An exact copy of all the data is required, with pictures left out.

INFORMATION SUPPLIED:

================================

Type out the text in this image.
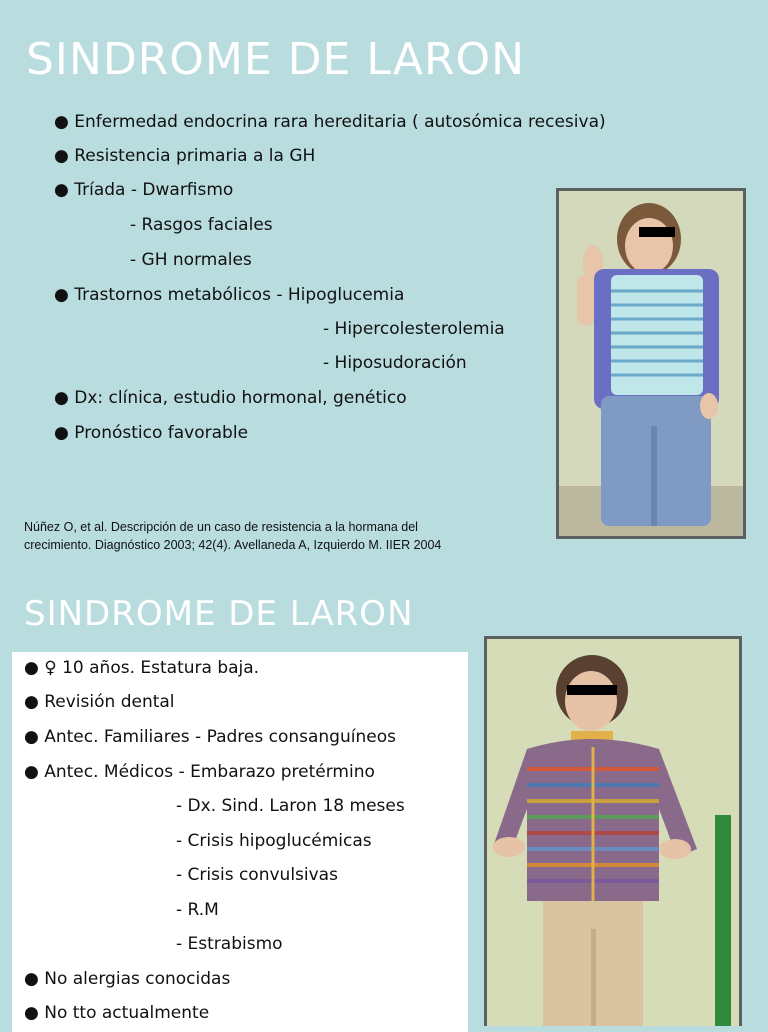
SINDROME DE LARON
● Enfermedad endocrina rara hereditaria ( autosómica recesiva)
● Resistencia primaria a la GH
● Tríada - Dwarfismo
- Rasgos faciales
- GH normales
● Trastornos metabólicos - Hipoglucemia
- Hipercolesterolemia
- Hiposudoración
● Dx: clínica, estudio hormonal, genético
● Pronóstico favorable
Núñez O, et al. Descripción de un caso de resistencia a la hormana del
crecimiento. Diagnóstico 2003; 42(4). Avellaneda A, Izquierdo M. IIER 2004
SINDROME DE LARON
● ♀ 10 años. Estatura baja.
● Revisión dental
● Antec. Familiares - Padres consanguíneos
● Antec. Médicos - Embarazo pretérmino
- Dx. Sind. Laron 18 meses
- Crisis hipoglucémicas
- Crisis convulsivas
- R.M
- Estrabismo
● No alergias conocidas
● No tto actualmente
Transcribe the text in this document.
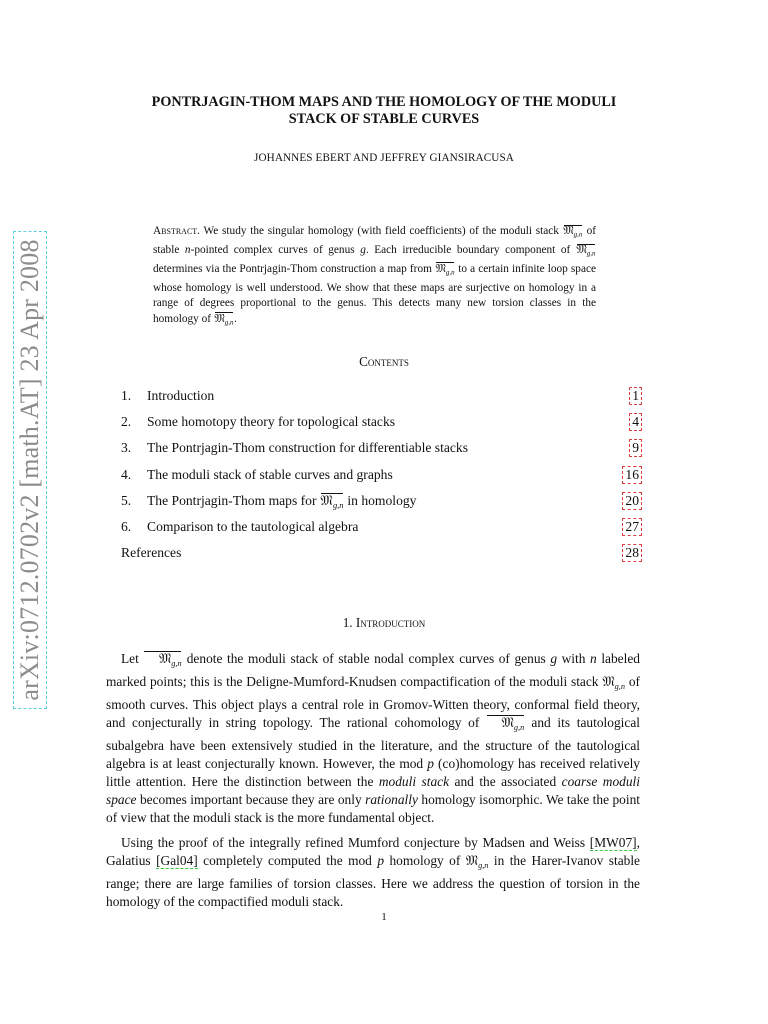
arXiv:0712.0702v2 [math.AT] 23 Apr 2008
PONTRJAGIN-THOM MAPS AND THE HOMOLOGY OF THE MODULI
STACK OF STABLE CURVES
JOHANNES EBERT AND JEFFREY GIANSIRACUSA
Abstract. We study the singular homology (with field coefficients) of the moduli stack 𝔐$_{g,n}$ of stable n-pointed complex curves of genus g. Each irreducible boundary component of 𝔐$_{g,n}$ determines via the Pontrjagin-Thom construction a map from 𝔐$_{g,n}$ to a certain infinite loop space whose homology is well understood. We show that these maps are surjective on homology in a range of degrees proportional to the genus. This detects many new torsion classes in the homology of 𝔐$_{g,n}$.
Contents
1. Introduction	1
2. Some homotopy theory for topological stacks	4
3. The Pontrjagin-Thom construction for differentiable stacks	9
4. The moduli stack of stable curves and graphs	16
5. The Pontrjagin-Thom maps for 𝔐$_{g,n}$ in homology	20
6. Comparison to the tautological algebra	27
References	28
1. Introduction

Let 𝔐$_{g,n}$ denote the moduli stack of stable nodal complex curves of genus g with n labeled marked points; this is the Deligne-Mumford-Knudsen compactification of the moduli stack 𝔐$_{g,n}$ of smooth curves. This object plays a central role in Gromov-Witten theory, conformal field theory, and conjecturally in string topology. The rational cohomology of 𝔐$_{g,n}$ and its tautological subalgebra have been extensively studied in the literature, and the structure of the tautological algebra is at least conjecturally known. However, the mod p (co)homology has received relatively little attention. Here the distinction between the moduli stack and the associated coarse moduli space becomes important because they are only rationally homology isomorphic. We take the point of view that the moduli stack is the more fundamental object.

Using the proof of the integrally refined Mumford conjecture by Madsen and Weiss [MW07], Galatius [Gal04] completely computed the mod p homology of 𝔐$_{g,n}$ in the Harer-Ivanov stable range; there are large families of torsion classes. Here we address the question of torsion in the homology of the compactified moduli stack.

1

================================

SOLUTION TO THIS PROBLEM:
Type out the text in this image.
SINDROME DE LARON
● Enfermedad endocrina rara hereditaria ( autosómica recesiva)
● Resistencia primaria a la GH
● Tríada - Dwarfismo
- Rasgos faciales
- GH normales
● Trastornos metabólicos - Hipoglucemia
- Hipercolesterolemia
- Hiposudoración
● Dx: clínica, estudio hormonal, genético
● Pronóstico favorable
Núñez O, et al. Descripción de un caso de resistencia a la hormana del
crecimiento. Diagnóstico 2003; 42(4). Avellaneda A, Izquierdo M. IIER 2004
SINDROME DE LARON
● ♀ 10 años. Estatura baja.
● Revisión dental
● Antec. Familiares - Padres consanguíneos
● Antec. Médicos - Embarazo pretérmino
- Dx. Sind. Laron 18 meses
- Crisis hipoglucémicas
- Crisis convulsivas
- R.M
- Estrabismo
● No alergias conocidas
● No tto actualmente
Transcribe the text in this document.
arXiv:0712.0702v2 [math.AT] 23 Apr 2008
PONTRJAGIN-THOM MAPS AND THE HOMOLOGY OF THE MODULI
STACK OF STABLE CURVES
JOHANNES EBERT AND JEFFREY GIANSIRACUSA
Abstract. We study the singular homology (with field coefficients) of the moduli stack 𝔐$_{g,n}$ of stable n-pointed complex curves of genus g. Each irreducible boundary component of 𝔐$_{g,n}$ determines via the Pontrjagin-Thom construction a map from 𝔐$_{g,n}$ to a certain infinite loop space whose homology is well understood. We show that these maps are surjective on homology in a range of degrees proportional to the genus. This detects many new torsion classes in the homology of 𝔐$_{g,n}$.
Contents
1. Introduction	1
2. Some homotopy theory for topological stacks	4
3. The Pontrjagin-Thom construction for differentiable stacks	9
4. The moduli stack of stable curves and graphs	16
5. The Pontrjagin-Thom maps for 𝔐$_{g,n}$ in homology	20
6. Comparison to the tautological algebra	27
References	28
1. Introduction

Let 𝔐$_{g,n}$ denote the moduli stack of stable nodal complex curves of genus g with n labeled marked points; this is the Deligne-Mumford-Knudsen compactification of the moduli stack 𝔐$_{g,n}$ of smooth curves. This object plays a central role in Gromov-Witten theory, conformal field theory, and conjecturally in string topology. The rational cohomology of 𝔐$_{g,n}$ and its tautological subalgebra have been extensively studied in the literature, and the structure of the tautological algebra is at least conjecturally known. However, the mod p (co)homology has received relatively little attention. Here the distinction between the moduli stack and the associated coarse moduli space becomes important because they are only rationally homology isomorphic. We take the point of view that the moduli stack is the more fundamental object.

Using the proof of the integrally refined Mumford conjecture by Madsen and Weiss [MW07], Galatius [Gal04] completely computed the mod p homology of 𝔐$_{g,n}$ in the Harer-Ivanov stable range; there are large families of torsion classes. Here we address the question of torsion in the homology of the compactified moduli stack.

1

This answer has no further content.